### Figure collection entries
________________________
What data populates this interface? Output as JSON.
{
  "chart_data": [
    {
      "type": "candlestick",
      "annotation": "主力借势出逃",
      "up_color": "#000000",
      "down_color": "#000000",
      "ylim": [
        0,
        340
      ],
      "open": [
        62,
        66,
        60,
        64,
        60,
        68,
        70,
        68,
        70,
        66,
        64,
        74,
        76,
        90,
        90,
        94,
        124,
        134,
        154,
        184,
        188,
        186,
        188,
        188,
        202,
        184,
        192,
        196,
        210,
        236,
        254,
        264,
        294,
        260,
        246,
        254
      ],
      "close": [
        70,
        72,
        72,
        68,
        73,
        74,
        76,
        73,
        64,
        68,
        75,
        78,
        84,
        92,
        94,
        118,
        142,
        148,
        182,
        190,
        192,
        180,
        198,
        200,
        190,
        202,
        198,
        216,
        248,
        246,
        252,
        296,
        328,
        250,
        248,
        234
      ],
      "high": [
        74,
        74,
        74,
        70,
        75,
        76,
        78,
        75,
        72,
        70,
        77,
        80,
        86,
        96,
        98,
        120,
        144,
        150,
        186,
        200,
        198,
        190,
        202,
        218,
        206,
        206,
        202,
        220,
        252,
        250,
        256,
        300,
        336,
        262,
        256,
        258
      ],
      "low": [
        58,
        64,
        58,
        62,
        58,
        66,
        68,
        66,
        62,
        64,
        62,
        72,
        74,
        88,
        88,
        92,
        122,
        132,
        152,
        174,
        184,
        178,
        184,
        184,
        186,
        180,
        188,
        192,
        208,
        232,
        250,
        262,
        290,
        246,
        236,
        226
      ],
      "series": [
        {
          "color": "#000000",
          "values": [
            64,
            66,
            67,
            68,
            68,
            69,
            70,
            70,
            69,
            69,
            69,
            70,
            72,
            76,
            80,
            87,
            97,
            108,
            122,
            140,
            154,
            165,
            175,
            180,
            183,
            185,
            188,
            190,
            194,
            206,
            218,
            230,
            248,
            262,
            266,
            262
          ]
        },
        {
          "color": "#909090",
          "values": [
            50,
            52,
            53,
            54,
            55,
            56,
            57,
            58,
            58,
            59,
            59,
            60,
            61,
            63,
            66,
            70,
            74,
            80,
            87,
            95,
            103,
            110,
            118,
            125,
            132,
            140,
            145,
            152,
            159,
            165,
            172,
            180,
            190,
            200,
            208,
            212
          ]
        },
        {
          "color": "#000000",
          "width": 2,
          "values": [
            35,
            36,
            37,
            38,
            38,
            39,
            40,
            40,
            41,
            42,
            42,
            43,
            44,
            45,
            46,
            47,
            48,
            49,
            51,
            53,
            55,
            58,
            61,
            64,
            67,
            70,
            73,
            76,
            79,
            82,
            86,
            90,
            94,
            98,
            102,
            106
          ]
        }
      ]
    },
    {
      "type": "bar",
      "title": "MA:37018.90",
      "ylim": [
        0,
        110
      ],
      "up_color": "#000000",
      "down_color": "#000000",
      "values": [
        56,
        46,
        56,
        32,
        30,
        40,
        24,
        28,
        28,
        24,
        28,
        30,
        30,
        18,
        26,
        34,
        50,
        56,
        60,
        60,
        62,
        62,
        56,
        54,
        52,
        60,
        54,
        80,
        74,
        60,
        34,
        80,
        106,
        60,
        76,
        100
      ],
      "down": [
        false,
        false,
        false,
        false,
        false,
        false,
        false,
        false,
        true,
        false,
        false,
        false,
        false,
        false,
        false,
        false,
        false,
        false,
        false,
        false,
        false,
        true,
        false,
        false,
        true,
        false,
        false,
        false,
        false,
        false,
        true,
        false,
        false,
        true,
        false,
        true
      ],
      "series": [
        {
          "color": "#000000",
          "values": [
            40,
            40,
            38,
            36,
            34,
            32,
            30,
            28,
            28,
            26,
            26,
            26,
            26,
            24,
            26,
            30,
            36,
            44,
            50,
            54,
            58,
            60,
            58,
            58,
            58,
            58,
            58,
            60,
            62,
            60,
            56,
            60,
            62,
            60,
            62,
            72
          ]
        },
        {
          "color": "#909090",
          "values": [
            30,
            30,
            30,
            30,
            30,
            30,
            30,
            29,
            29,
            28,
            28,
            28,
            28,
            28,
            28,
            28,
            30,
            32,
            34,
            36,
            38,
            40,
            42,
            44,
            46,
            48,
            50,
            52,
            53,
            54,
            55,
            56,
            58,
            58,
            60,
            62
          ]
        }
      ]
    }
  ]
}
________________________
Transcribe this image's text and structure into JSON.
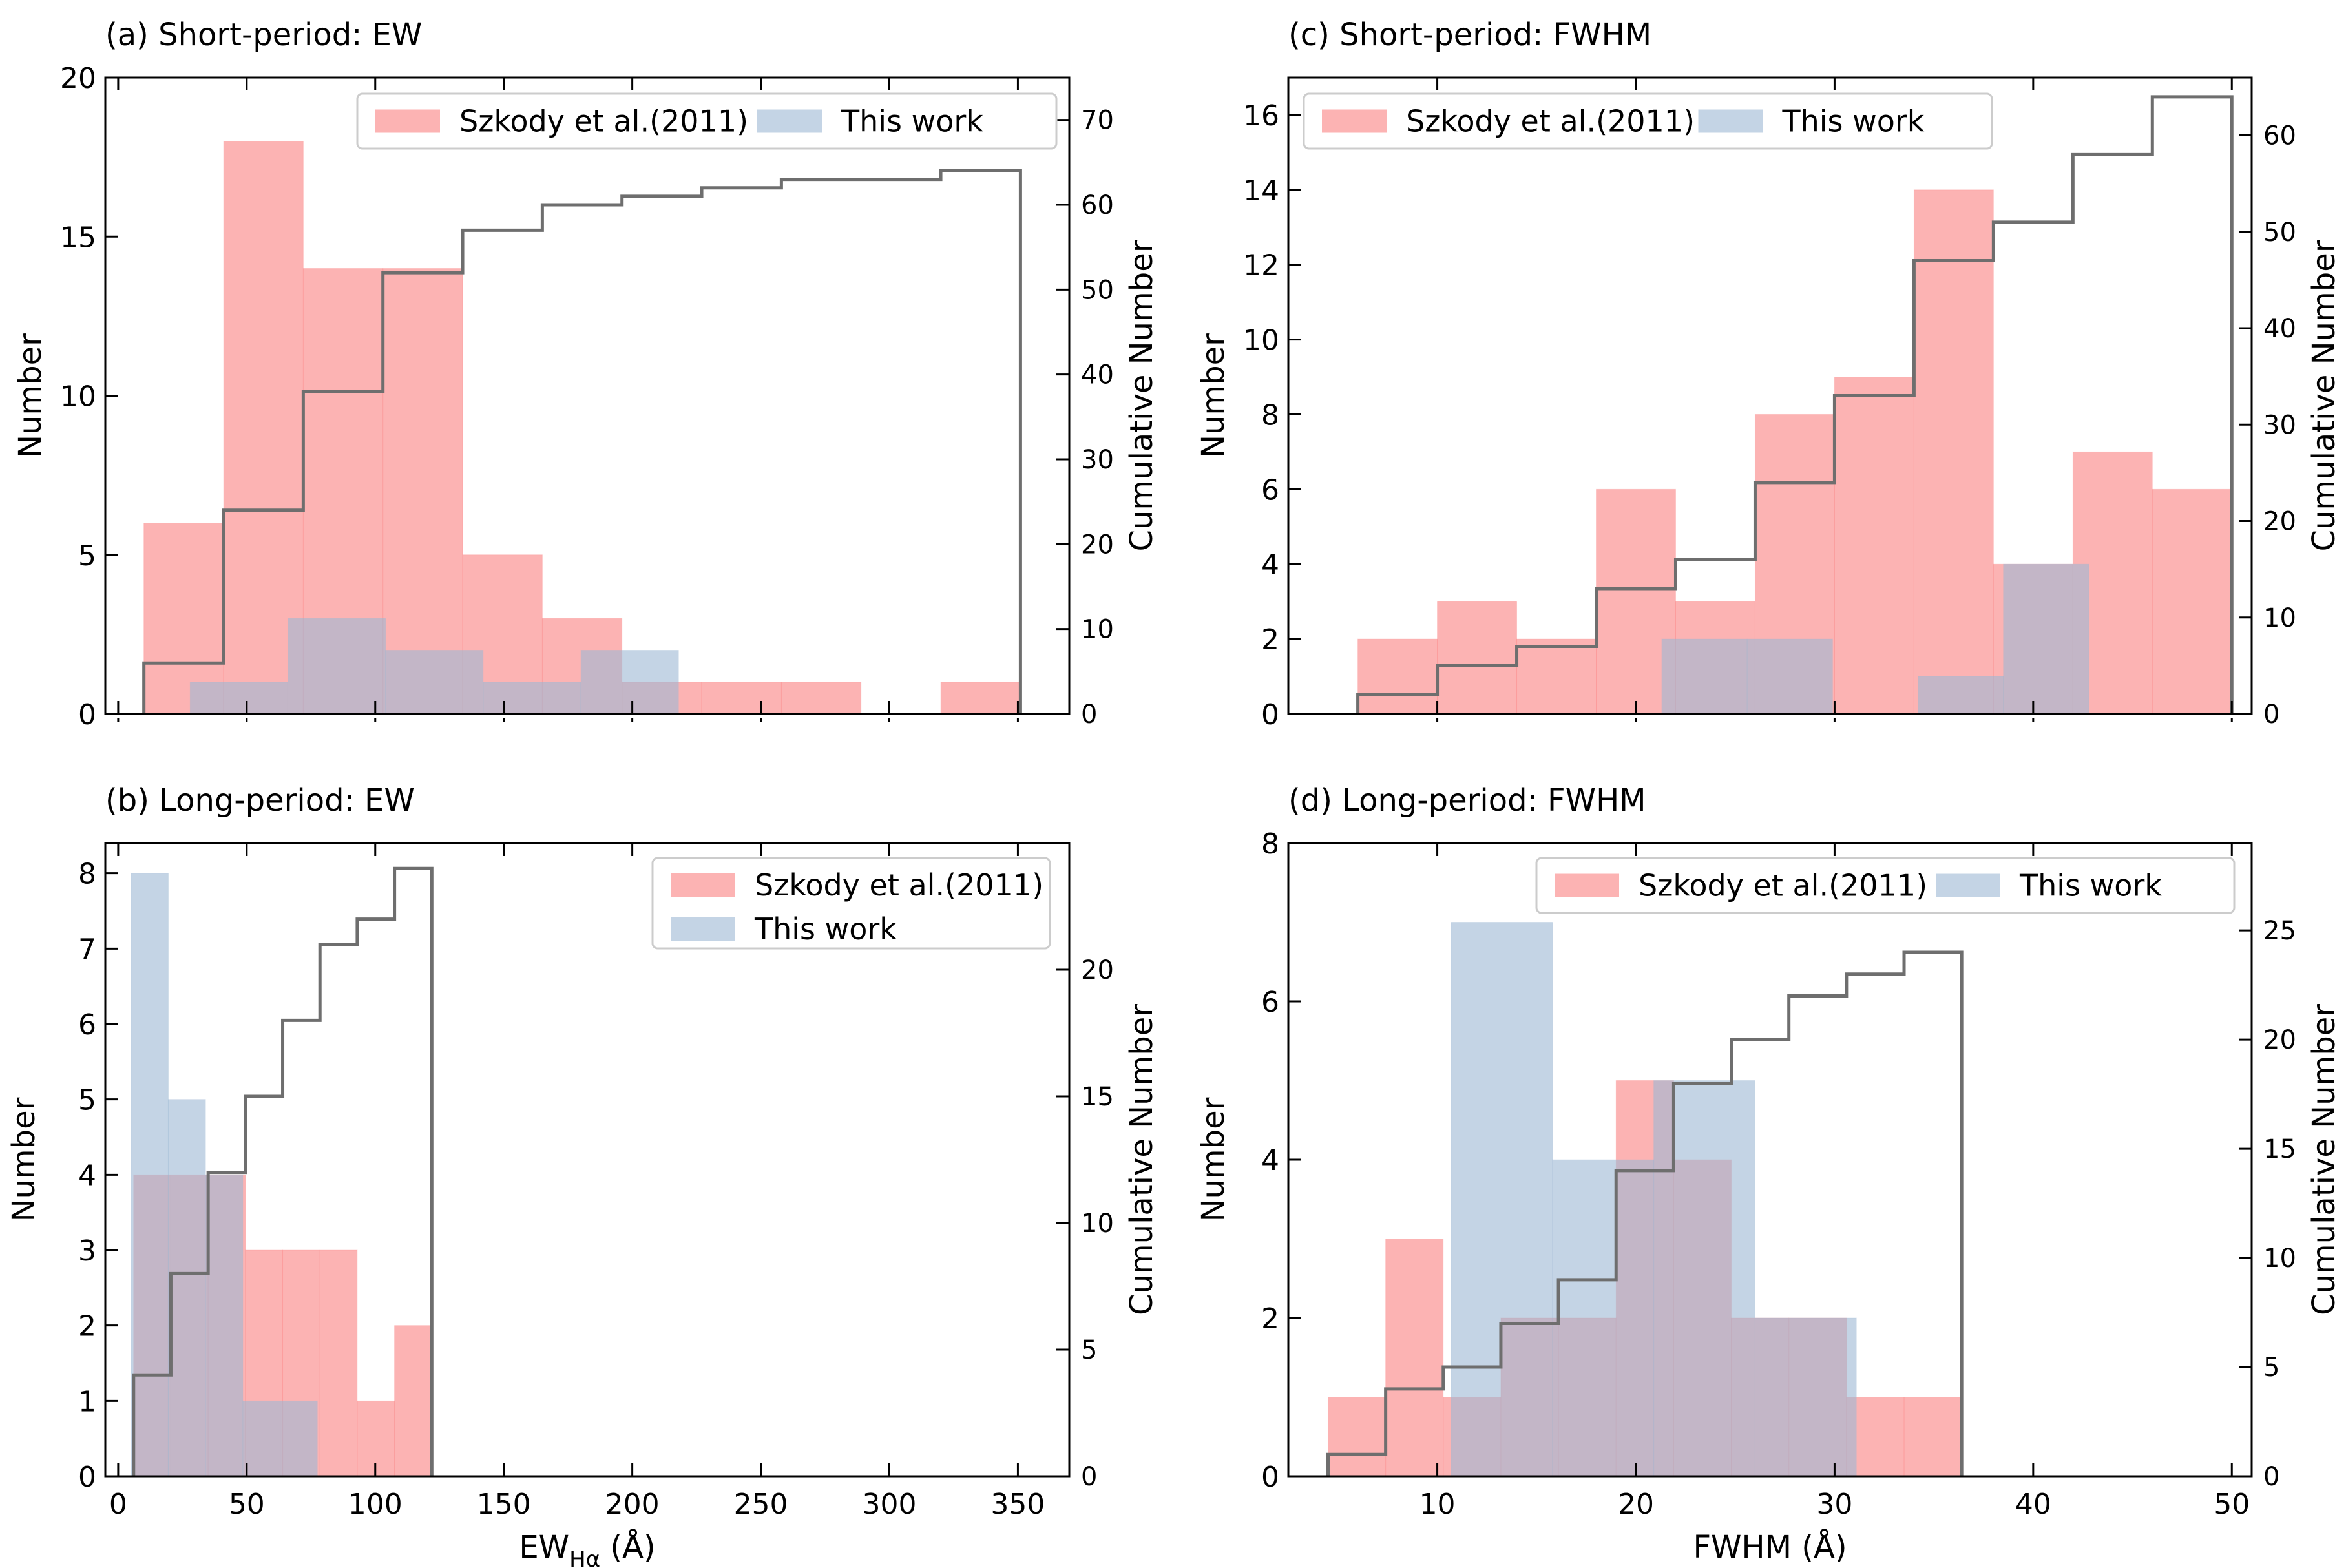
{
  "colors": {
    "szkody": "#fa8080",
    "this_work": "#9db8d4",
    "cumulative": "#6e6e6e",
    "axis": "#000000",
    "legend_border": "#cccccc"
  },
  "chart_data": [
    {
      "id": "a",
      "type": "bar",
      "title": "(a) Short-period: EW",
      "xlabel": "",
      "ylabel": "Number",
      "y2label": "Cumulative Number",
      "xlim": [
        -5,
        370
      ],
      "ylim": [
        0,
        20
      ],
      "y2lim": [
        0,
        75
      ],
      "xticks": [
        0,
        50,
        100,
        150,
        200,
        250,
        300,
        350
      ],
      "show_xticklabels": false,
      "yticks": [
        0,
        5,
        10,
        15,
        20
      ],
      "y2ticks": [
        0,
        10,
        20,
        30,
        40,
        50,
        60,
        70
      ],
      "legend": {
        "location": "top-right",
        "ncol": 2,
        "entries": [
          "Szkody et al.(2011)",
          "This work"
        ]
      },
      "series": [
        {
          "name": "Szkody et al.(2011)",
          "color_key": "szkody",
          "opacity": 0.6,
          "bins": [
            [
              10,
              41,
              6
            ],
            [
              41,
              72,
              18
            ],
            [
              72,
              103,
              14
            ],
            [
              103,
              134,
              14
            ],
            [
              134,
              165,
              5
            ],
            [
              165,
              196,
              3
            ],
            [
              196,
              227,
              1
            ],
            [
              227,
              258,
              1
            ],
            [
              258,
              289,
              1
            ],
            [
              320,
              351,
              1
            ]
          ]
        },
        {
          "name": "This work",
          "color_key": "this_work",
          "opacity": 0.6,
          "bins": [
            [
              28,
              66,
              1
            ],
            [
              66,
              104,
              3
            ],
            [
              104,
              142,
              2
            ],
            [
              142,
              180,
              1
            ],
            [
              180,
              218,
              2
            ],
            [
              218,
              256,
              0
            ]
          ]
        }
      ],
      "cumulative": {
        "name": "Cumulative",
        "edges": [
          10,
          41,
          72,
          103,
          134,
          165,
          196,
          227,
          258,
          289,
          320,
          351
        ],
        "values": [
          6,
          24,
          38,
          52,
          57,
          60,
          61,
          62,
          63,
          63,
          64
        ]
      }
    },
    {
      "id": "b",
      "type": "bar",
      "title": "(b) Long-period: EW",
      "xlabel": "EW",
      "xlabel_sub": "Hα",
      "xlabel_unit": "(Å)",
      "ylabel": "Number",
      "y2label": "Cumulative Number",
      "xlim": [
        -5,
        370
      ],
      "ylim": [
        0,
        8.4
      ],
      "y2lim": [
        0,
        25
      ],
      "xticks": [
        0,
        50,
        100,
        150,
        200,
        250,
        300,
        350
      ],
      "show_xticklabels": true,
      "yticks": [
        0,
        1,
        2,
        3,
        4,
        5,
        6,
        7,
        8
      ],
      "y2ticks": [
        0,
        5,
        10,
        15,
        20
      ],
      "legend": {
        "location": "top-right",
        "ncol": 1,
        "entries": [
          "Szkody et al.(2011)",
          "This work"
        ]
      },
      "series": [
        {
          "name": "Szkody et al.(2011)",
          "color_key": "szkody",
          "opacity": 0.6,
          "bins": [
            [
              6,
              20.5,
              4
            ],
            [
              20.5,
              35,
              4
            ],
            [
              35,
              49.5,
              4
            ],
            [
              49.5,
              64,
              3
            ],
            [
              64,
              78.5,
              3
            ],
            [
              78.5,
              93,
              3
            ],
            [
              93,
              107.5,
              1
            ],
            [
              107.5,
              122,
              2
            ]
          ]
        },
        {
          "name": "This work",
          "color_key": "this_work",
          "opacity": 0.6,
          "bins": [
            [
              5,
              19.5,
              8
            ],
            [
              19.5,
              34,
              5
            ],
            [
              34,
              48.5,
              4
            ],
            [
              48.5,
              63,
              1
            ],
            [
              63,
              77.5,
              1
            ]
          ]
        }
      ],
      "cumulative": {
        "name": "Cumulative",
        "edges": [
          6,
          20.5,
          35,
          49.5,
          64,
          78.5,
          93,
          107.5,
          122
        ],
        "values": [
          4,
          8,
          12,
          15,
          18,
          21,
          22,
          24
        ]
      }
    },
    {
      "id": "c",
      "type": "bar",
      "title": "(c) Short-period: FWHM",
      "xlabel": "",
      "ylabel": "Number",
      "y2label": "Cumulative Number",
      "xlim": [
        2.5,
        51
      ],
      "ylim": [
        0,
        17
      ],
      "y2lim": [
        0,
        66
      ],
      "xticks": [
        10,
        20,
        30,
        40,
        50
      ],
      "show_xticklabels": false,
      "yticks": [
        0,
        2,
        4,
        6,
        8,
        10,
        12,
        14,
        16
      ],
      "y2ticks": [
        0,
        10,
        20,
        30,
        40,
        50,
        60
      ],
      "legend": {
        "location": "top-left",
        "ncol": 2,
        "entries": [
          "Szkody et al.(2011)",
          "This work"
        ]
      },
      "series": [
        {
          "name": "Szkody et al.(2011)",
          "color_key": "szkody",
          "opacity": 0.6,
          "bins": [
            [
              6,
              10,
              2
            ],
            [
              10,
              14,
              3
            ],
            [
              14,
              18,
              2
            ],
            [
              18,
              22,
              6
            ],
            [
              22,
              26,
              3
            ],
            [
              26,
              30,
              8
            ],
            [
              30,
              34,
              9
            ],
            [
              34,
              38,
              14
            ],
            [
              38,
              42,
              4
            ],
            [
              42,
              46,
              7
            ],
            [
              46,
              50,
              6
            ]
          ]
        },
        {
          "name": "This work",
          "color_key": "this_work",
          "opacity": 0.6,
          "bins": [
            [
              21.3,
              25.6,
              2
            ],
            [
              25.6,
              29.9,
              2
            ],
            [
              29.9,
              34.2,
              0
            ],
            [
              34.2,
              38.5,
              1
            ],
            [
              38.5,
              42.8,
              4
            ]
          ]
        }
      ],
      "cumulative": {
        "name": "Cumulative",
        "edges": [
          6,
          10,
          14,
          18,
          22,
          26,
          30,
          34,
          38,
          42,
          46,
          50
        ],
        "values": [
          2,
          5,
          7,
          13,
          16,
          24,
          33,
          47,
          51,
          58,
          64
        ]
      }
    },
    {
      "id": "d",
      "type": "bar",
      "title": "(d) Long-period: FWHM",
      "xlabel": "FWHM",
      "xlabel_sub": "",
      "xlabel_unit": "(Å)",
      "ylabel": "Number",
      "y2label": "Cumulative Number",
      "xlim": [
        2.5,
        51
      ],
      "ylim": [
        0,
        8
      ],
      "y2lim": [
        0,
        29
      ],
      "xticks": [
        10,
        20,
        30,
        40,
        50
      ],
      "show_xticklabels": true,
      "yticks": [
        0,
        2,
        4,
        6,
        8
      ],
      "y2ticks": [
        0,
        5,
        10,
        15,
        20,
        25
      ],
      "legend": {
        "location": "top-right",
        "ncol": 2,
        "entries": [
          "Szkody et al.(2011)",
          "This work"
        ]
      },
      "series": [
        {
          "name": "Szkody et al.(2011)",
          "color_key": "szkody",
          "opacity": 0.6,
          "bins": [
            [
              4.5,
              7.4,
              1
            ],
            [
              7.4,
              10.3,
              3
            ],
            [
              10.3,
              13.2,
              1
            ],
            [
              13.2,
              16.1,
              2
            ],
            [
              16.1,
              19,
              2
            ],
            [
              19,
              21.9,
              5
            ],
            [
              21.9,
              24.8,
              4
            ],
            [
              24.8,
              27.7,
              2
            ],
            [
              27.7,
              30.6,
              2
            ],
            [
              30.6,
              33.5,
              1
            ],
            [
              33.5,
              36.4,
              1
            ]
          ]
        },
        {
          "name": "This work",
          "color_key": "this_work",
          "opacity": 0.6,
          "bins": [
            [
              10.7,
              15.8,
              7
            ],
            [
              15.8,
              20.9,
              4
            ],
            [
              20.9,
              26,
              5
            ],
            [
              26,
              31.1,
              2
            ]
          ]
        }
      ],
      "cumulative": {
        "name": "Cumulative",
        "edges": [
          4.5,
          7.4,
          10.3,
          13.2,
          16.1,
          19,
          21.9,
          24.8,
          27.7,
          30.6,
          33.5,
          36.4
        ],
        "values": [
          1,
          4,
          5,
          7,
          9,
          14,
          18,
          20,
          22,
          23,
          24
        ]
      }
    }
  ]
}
________________________
### What is expected
Find all lines with "Long" in them and copy each one.

### Correct output
      "title": "(b) Long-period: EW",
      "title": "(d) Long-period: FWHM",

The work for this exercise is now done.